** start of Information provided **

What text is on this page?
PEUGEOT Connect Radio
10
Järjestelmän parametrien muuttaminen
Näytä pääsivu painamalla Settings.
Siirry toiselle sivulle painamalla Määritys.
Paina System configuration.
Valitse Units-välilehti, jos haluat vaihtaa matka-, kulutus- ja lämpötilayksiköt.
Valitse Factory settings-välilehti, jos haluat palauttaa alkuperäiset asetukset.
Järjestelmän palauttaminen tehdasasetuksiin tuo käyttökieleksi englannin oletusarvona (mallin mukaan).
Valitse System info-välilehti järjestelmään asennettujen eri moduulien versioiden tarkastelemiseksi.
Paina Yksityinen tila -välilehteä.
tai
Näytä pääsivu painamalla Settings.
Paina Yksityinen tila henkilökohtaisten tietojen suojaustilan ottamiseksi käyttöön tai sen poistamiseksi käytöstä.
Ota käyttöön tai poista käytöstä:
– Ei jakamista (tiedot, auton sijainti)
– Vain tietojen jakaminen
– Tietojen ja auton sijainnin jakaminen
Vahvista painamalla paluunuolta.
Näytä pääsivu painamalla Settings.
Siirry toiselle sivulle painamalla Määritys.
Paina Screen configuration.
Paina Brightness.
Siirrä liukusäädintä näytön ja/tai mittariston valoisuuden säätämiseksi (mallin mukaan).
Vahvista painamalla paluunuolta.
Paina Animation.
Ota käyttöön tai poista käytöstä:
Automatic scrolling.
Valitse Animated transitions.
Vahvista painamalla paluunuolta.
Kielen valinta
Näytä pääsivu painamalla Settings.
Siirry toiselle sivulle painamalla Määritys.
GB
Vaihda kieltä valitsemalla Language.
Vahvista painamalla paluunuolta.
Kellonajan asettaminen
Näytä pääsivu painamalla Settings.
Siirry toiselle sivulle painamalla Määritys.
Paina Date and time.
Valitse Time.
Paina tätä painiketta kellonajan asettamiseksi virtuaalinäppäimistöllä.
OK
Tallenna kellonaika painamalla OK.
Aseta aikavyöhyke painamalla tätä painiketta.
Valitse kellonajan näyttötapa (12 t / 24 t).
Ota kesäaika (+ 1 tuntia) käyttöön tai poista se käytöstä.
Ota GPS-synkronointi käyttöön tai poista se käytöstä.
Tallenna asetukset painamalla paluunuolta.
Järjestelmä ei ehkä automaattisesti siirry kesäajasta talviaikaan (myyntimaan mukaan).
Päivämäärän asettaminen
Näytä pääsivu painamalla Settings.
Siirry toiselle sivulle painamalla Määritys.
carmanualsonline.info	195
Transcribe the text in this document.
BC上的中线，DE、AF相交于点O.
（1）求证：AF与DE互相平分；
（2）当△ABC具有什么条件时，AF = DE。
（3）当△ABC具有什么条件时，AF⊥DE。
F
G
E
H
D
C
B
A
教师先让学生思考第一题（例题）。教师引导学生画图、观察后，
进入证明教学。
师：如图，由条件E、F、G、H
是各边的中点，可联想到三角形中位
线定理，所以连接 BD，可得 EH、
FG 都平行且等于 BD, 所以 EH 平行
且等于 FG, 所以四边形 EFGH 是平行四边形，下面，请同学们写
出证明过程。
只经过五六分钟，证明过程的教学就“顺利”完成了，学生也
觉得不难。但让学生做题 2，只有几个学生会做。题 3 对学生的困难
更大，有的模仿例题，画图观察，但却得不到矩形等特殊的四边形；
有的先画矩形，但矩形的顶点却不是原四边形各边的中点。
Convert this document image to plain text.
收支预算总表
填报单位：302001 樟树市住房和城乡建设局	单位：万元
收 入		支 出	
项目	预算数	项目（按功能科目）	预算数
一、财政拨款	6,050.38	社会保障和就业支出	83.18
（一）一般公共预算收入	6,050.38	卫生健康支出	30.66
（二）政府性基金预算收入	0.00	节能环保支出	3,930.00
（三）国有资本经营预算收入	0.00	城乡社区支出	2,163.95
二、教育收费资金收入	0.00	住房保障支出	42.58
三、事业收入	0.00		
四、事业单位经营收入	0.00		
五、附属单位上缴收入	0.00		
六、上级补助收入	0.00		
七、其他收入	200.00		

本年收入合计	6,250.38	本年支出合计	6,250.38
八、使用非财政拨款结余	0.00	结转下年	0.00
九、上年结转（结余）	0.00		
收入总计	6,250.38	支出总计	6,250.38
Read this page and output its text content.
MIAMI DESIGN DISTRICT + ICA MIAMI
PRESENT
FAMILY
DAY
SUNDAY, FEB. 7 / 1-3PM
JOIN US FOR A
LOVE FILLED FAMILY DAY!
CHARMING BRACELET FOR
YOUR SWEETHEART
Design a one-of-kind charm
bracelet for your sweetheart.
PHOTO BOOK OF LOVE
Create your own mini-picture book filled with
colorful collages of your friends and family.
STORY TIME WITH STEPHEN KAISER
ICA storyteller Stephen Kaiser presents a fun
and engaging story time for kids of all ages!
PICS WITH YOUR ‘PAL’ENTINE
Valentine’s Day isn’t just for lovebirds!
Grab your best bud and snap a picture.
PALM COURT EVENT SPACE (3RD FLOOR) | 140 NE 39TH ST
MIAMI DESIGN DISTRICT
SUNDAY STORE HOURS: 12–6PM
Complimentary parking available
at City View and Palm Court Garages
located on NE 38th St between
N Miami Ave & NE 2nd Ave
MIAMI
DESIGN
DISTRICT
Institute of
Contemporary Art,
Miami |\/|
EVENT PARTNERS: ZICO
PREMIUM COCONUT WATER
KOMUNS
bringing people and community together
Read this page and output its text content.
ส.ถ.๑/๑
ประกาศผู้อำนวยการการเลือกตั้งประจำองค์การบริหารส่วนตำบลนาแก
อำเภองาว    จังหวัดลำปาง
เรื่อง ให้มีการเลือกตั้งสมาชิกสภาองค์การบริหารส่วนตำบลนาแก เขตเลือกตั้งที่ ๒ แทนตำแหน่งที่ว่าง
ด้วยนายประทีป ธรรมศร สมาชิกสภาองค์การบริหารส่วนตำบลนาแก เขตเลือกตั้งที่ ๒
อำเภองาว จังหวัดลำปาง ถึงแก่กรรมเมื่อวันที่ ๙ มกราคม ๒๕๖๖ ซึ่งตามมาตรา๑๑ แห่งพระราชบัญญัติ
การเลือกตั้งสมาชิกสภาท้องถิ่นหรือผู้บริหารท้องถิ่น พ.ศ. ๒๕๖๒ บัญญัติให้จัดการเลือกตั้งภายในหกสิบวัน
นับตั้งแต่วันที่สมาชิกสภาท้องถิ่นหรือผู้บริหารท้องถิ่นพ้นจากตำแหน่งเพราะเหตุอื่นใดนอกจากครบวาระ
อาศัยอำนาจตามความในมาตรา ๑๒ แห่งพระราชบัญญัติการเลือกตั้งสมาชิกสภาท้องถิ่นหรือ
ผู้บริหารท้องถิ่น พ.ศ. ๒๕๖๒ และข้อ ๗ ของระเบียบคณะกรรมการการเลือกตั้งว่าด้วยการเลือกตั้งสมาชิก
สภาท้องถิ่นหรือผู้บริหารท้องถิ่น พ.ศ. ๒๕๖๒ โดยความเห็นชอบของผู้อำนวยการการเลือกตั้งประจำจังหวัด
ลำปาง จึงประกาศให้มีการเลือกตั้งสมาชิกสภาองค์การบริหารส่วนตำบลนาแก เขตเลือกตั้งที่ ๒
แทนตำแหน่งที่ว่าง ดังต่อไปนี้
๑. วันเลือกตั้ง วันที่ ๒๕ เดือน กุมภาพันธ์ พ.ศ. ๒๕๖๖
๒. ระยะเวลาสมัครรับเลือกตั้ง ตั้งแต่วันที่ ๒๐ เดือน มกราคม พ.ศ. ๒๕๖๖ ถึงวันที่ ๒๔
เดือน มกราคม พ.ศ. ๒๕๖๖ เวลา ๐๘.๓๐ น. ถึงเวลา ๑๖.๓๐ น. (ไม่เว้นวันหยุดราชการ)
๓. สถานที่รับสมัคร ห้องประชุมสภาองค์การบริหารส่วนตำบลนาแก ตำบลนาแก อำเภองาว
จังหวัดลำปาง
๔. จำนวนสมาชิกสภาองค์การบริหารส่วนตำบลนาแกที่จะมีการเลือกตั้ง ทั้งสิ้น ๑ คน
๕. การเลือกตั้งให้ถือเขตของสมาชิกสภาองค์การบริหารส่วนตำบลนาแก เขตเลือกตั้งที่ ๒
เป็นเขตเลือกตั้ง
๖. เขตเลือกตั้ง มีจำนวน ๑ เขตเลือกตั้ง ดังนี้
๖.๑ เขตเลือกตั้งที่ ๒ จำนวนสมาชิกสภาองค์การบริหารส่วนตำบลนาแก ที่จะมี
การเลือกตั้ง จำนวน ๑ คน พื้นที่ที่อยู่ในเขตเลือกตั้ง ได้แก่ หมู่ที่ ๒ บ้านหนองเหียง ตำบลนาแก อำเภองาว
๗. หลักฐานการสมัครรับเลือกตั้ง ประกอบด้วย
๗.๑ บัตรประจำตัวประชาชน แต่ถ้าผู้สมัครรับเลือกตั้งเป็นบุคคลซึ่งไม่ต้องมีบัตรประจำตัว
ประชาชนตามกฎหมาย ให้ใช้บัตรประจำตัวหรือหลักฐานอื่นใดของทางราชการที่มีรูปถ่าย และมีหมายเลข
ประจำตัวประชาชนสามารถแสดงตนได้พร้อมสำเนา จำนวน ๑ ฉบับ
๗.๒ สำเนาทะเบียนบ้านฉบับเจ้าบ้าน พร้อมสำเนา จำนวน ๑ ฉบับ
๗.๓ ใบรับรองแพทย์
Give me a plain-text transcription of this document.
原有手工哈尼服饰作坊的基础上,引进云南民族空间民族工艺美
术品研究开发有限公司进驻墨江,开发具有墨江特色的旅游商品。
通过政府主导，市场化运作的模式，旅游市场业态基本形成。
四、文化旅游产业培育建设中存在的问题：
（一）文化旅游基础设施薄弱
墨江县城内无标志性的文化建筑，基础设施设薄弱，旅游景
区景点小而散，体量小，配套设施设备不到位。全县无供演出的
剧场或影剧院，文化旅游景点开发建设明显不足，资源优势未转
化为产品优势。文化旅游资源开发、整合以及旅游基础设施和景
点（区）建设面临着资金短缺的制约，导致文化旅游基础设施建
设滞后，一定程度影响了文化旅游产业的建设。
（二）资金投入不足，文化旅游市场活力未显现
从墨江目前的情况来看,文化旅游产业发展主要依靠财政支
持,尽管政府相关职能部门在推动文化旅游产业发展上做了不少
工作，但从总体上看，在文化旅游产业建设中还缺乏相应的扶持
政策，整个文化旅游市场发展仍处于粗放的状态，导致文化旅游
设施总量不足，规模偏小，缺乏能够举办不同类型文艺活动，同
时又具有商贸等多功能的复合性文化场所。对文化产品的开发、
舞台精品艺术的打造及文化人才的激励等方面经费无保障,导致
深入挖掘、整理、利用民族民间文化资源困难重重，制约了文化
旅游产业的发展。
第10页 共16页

** end of Information provided **

From the entries, copy out each line containing the word "อำเภองาว".

## In response:
อำเภองาว    จังหวัดลำปาง
อำเภองาว จังหวัดลำปาง ถึงแก่กรรมเมื่อวันที่ ๙ มกราคม ๒๕๖๖ ซึ่งตามมาตรา๑๑ แห่งพระราชบัญญัติ
๓. สถานที่รับสมัคร ห้องประชุมสภาองค์การบริหารส่วนตำบลนาแก ตำบลนาแก อำเภองาว
การเลือกตั้ง จำนวน ๑ คน พื้นที่ที่อยู่ในเขตเลือกตั้ง ได้แก่ หมู่ที่ ๒ บ้านหนองเหียง ตำบลนาแก อำเภองาว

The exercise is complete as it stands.